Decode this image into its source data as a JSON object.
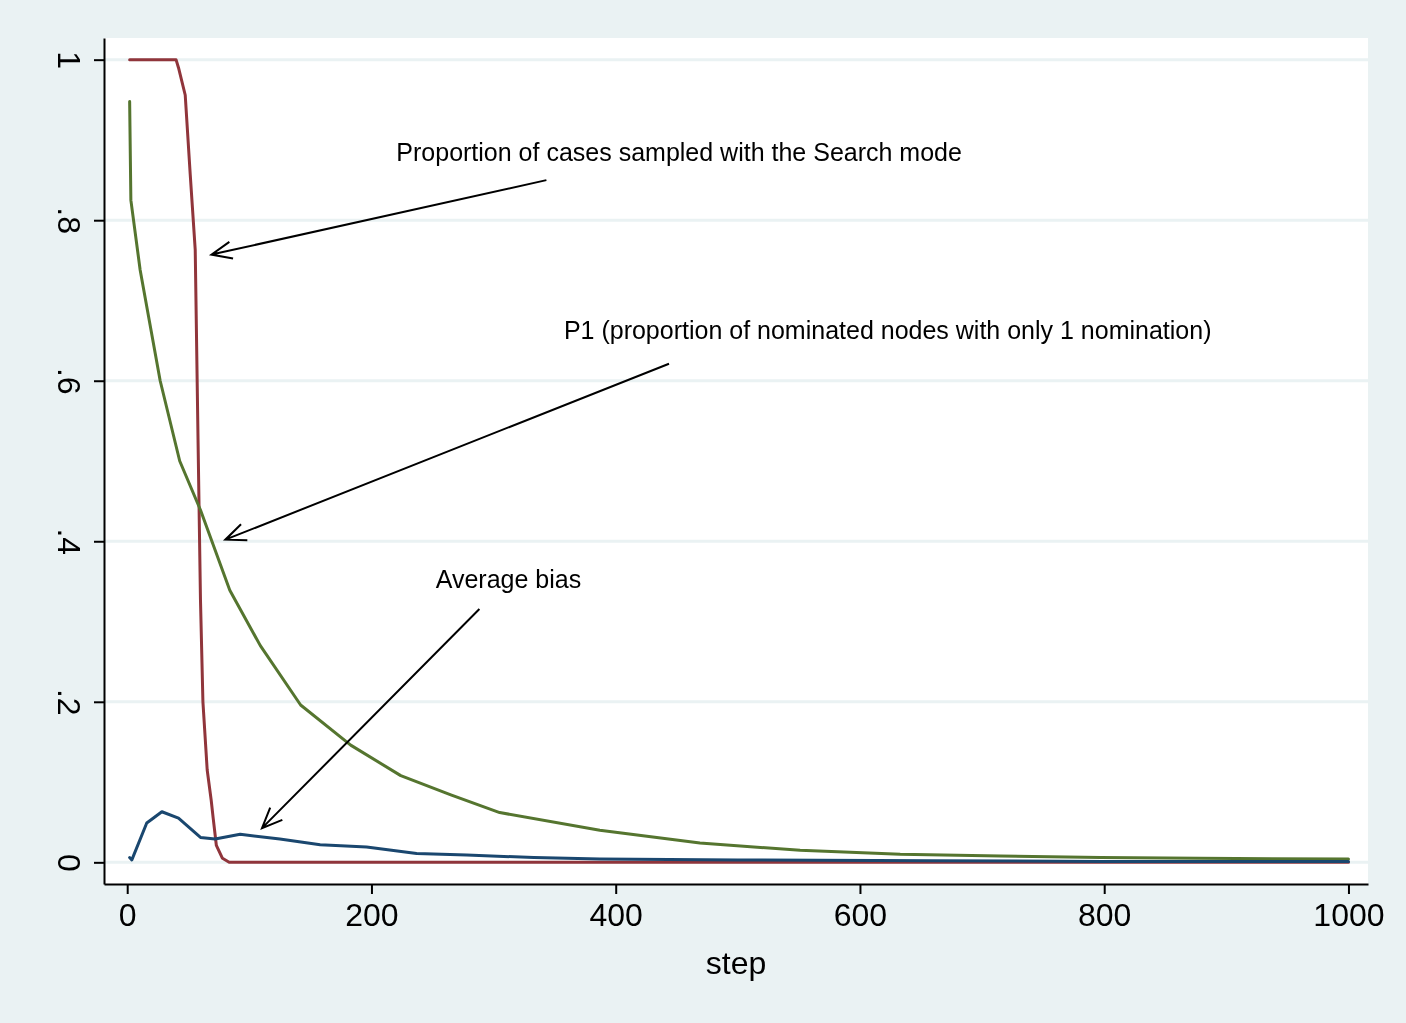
{
  "chart_data": {
    "type": "line",
    "xlabel": "step",
    "xlim": [
      -19,
      1016
    ],
    "ylim": [
      -0.027,
      1.027
    ],
    "xticks": [
      0,
      200,
      400,
      600,
      800,
      1000
    ],
    "yticks": [
      {
        "value": 0,
        "label": "0"
      },
      {
        "value": 0.2,
        "label": ".2"
      },
      {
        "value": 0.4,
        "label": ".4"
      },
      {
        "value": 0.6,
        "label": ".6"
      },
      {
        "value": 0.8,
        "label": ".8"
      },
      {
        "value": 1,
        "label": "1"
      }
    ],
    "grid": "y",
    "marker": "none",
    "line_style": "solid",
    "series": [
      {
        "color": "#90353b",
        "x": [
          2,
          20,
          40,
          42,
          47.5,
          51.6,
          55.7,
          58,
          60,
          62,
          65.5,
          68.8,
          70.4,
          73,
          78,
          83.5,
          1000
        ],
        "values": [
          1,
          1,
          1,
          0.99,
          0.956,
          0.857,
          0.763,
          0.526,
          0.327,
          0.2,
          0.115,
          0.077,
          0.055,
          0.021,
          0.005,
          0,
          0
        ]
      },
      {
        "color": "#55752f",
        "x": [
          2,
          3,
          10.6,
          27,
          43,
          60,
          84,
          109,
          142,
          183,
          224,
          265,
          305,
          387,
          469,
          551,
          633,
          715,
          797,
          878,
          1000
        ],
        "values": [
          0.948,
          0.825,
          0.738,
          0.6,
          0.5,
          0.439,
          0.339,
          0.27,
          0.196,
          0.146,
          0.108,
          0.084,
          0.062,
          0.04,
          0.024,
          0.015,
          0.01,
          0.008,
          0.006,
          0.005,
          0.004
        ]
      },
      {
        "color": "#1a476f",
        "x": [
          2,
          3.8,
          16,
          28.4,
          42,
          60,
          72,
          92.5,
          125,
          158,
          196,
          237,
          278,
          333,
          387,
          500,
          660,
          800,
          1000
        ],
        "values": [
          0.006,
          0.003,
          0.049,
          0.063,
          0.055,
          0.031,
          0.029,
          0.035,
          0.029,
          0.022,
          0.019,
          0.011,
          0.009,
          0.006,
          0.004,
          0.003,
          0.002,
          0.001,
          0.001
        ]
      }
    ],
    "annotations": [
      "Proportion of cases sampled with the Search mode",
      "P1 (proportion of nominated nodes with only 1 nomination)",
      "Average bias"
    ]
  }
}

+ + + +

Copy out every line of the data that includes the word "color".

        "color": "#90353b",
        "color": "#55752f",
        "color": "#1a476f",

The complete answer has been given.